- _Requirement_:
All entries below need to be written out exactly, but without their pictures.
________________________
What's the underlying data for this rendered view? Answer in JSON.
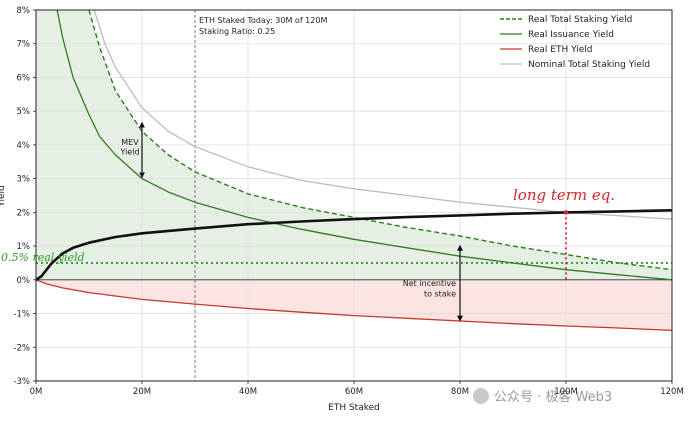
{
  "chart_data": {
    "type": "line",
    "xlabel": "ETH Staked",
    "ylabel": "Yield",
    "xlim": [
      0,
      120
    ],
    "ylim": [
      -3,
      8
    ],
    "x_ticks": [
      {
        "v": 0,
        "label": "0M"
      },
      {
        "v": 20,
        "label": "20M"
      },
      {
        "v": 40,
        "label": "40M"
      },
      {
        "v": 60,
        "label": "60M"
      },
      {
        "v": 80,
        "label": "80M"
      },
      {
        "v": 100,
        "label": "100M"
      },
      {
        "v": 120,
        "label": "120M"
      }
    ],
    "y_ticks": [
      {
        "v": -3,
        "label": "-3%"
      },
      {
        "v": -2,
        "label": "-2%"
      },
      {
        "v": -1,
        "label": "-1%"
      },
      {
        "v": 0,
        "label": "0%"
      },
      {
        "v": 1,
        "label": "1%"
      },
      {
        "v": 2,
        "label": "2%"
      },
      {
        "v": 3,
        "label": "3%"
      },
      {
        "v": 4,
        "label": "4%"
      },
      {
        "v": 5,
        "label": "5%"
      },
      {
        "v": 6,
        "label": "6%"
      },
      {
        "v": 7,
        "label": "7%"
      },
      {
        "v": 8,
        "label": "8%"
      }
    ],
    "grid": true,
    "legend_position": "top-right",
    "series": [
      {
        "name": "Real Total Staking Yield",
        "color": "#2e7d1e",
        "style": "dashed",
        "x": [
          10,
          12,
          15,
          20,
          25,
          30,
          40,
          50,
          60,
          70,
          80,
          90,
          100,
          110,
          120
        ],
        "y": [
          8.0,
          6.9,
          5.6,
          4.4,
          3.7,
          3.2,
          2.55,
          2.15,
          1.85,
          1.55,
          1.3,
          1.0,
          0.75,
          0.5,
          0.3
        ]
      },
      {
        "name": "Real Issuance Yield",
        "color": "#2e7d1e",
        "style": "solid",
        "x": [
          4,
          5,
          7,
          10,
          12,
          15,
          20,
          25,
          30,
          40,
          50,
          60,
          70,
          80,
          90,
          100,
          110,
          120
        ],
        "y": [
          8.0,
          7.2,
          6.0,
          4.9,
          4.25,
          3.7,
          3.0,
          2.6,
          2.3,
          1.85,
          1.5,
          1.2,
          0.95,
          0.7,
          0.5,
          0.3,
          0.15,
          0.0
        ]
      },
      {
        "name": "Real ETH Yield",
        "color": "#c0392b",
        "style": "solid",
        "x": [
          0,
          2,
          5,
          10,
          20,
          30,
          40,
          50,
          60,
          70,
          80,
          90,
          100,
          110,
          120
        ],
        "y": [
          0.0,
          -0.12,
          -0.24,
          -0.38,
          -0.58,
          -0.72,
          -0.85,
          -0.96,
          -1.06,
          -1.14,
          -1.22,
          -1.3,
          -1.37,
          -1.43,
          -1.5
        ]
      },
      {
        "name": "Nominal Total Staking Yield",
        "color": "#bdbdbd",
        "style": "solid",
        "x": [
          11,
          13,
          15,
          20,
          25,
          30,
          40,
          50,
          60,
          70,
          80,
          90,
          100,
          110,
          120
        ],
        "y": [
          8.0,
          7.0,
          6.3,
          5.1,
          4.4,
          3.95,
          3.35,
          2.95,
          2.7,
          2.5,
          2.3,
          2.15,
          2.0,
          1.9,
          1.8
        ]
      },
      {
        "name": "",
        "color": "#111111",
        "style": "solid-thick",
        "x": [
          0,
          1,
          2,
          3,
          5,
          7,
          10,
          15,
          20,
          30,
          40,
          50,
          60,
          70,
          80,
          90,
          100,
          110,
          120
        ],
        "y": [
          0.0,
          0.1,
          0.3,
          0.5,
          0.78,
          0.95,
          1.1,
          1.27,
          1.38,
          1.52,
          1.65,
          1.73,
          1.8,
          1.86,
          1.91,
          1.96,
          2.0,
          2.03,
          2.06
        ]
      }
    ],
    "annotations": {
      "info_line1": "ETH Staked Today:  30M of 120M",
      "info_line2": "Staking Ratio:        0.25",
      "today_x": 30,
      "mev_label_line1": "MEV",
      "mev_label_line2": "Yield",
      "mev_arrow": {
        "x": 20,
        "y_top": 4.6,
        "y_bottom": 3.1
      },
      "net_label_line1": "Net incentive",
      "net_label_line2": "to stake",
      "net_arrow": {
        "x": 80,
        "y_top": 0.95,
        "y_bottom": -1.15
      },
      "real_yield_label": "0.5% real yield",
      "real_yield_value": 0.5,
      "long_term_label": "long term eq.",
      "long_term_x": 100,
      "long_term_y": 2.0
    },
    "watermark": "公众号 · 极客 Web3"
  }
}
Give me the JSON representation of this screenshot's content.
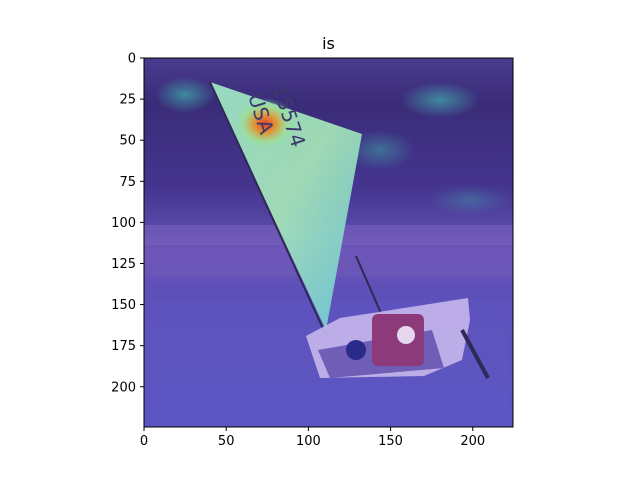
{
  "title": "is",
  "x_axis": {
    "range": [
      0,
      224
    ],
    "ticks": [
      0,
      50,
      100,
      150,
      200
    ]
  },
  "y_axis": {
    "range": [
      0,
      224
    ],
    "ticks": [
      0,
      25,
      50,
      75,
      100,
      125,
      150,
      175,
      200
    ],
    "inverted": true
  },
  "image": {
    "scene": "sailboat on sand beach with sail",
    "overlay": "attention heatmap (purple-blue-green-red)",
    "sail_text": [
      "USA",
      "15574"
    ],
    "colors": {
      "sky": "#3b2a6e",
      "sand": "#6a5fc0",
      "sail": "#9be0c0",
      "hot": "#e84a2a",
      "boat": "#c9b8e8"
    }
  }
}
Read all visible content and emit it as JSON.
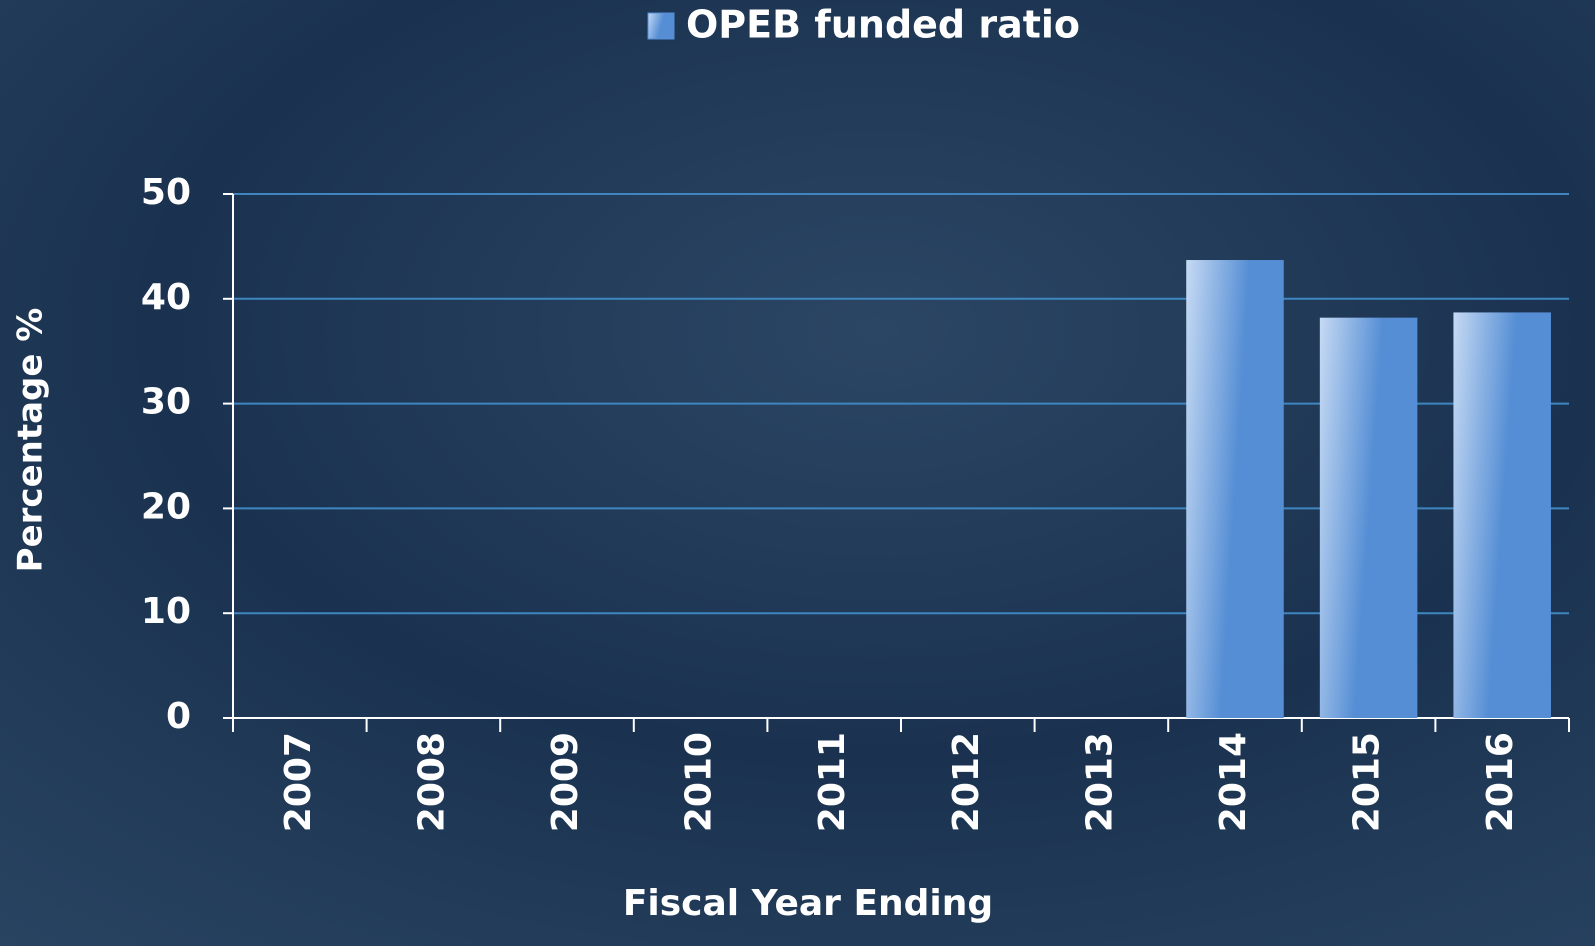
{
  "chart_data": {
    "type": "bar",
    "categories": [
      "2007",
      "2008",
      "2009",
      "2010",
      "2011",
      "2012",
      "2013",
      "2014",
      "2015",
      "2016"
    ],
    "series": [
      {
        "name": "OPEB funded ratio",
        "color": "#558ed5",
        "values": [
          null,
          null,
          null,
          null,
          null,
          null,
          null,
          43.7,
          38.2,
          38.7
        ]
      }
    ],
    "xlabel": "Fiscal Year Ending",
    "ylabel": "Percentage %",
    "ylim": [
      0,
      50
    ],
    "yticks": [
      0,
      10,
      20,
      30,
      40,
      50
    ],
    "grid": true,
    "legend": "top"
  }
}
________________________
- _Written response_:
What's the underlying data for this rendered view? Answer in JSON.
{
  "chart_data": {
    "type": "line",
    "xlabel": "ETH Staked",
    "ylabel": "Yield",
    "xlim": [
      0,
      120
    ],
    "ylim": [
      -3,
      8
    ],
    "x_ticks": [
      {
        "v": 0,
        "label": "0M"
      },
      {
        "v": 20,
        "label": "20M"
      },
      {
        "v": 40,
        "label": "40M"
      },
      {
        "v": 60,
        "label": "60M"
      },
      {
        "v": 80,
        "label": "80M"
      },
      {
        "v": 100,
        "label": "100M"
      },
      {
        "v": 120,
        "label": "120M"
      }
    ],
    "y_ticks": [
      {
        "v": -3,
        "label": "-3%"
      },
      {
        "v": -2,
        "label": "-2%"
      },
      {
        "v": -1,
        "label": "-1%"
      },
      {
        "v": 0,
        "label": "0%"
      },
      {
        "v": 1,
        "label": "1%"
      },
      {
        "v": 2,
        "label": "2%"
      },
      {
        "v": 3,
        "label": "3%"
      },
      {
        "v": 4,
        "label": "4%"
      },
      {
        "v": 5,
        "label": "5%"
      },
      {
        "v": 6,
        "label": "6%"
      },
      {
        "v": 7,
        "label": "7%"
      },
      {
        "v": 8,
        "label": "8%"
      }
    ],
    "grid": true,
    "legend_position": "top-right",
    "series": [
      {
        "name": "Real Total Staking Yield",
        "color": "#2e7d1e",
        "style": "dashed",
        "x": [
          10,
          12,
          15,
          20,
          25,
          30,
          40,
          50,
          60,
          70,
          80,
          90,
          100,
          110,
          120
        ],
        "y": [
          8.0,
          6.9,
          5.6,
          4.4,
          3.7,
          3.2,
          2.55,
          2.15,
          1.85,
          1.55,
          1.3,
          1.0,
          0.75,
          0.5,
          0.3
        ]
      },
      {
        "name": "Real Issuance Yield",
        "color": "#2e7d1e",
        "style": "solid",
        "x": [
          4,
          5,
          7,
          10,
          12,
          15,
          20,
          25,
          30,
          40,
          50,
          60,
          70,
          80,
          90,
          100,
          110,
          120
        ],
        "y": [
          8.0,
          7.2,
          6.0,
          4.9,
          4.25,
          3.7,
          3.0,
          2.6,
          2.3,
          1.85,
          1.5,
          1.2,
          0.95,
          0.7,
          0.5,
          0.3,
          0.15,
          0.0
        ]
      },
      {
        "name": "Real ETH Yield",
        "color": "#c0392b",
        "style": "solid",
        "x": [
          0,
          2,
          5,
          10,
          20,
          30,
          40,
          50,
          60,
          70,
          80,
          90,
          100,
          110,
          120
        ],
        "y": [
          0.0,
          -0.12,
          -0.24,
          -0.38,
          -0.58,
          -0.72,
          -0.85,
          -0.96,
          -1.06,
          -1.14,
          -1.22,
          -1.3,
          -1.37,
          -1.43,
          -1.5
        ]
      },
      {
        "name": "Nominal Total Staking Yield",
        "color": "#bdbdbd",
        "style": "solid",
        "x": [
          11,
          13,
          15,
          20,
          25,
          30,
          40,
          50,
          60,
          70,
          80,
          90,
          100,
          110,
          120
        ],
        "y": [
          8.0,
          7.0,
          6.3,
          5.1,
          4.4,
          3.95,
          3.35,
          2.95,
          2.7,
          2.5,
          2.3,
          2.15,
          2.0,
          1.9,
          1.8
        ]
      },
      {
        "name": "",
        "color": "#111111",
        "style": "solid-thick",
        "x": [
          0,
          1,
          2,
          3,
          5,
          7,
          10,
          15,
          20,
          30,
          40,
          50,
          60,
          70,
          80,
          90,
          100,
          110,
          120
        ],
        "y": [
          0.0,
          0.1,
          0.3,
          0.5,
          0.78,
          0.95,
          1.1,
          1.27,
          1.38,
          1.52,
          1.65,
          1.73,
          1.8,
          1.86,
          1.91,
          1.96,
          2.0,
          2.03,
          2.06
        ]
      }
    ],
    "annotations": {
      "info_line1": "ETH Staked Today:  30M of 120M",
      "info_line2": "Staking Ratio:        0.25",
      "today_x": 30,
      "mev_label_line1": "MEV",
      "mev_label_line2": "Yield",
      "mev_arrow": {
        "x": 20,
        "y_top": 4.6,
        "y_bottom": 3.1
      },
      "net_label_line1": "Net incentive",
      "net_label_line2": "to stake",
      "net_arrow": {
        "x": 80,
        "y_top": 0.95,
        "y_bottom": -1.15
      },
      "real_yield_label": "0.5% real yield",
      "real_yield_value": 0.5,
      "long_term_label": "long term eq.",
      "long_term_x": 100,
      "long_term_y": 2.0
    },
    "watermark": "公众号 · 极客 Web3"
  }
}
Give me the JSON representation of this screenshot's content.
{
  "title": "is",
  "x_axis": {
    "range": [
      0,
      224
    ],
    "ticks": [
      0,
      50,
      100,
      150,
      200
    ]
  },
  "y_axis": {
    "range": [
      0,
      224
    ],
    "ticks": [
      0,
      25,
      50,
      75,
      100,
      125,
      150,
      175,
      200
    ],
    "inverted": true
  },
  "image": {
    "scene": "sailboat on sand beach with sail",
    "overlay": "attention heatmap (purple-blue-green-red)",
    "sail_text": [
      "USA",
      "15574"
    ],
    "colors": {
      "sky": "#3b2a6e",
      "sand": "#6a5fc0",
      "sail": "#9be0c0",
      "hot": "#e84a2a",
      "boat": "#c9b8e8"
    }
  }
}
Read all visible content and emit it as JSON.
{
  "chart_data": {
    "type": "bar",
    "categories": [
      "2007",
      "2008",
      "2009",
      "2010",
      "2011",
      "2012",
      "2013",
      "2014",
      "2015",
      "2016"
    ],
    "series": [
      {
        "name": "OPEB funded ratio",
        "color": "#558ed5",
        "values": [
          null,
          null,
          null,
          null,
          null,
          null,
          null,
          43.7,
          38.2,
          38.7
        ]
      }
    ],
    "xlabel": "Fiscal Year Ending",
    "ylabel": "Percentage %",
    "ylim": [
      0,
      50
    ],
    "yticks": [
      0,
      10,
      20,
      30,
      40,
      50
    ],
    "grid": true,
    "legend": "top"
  }
}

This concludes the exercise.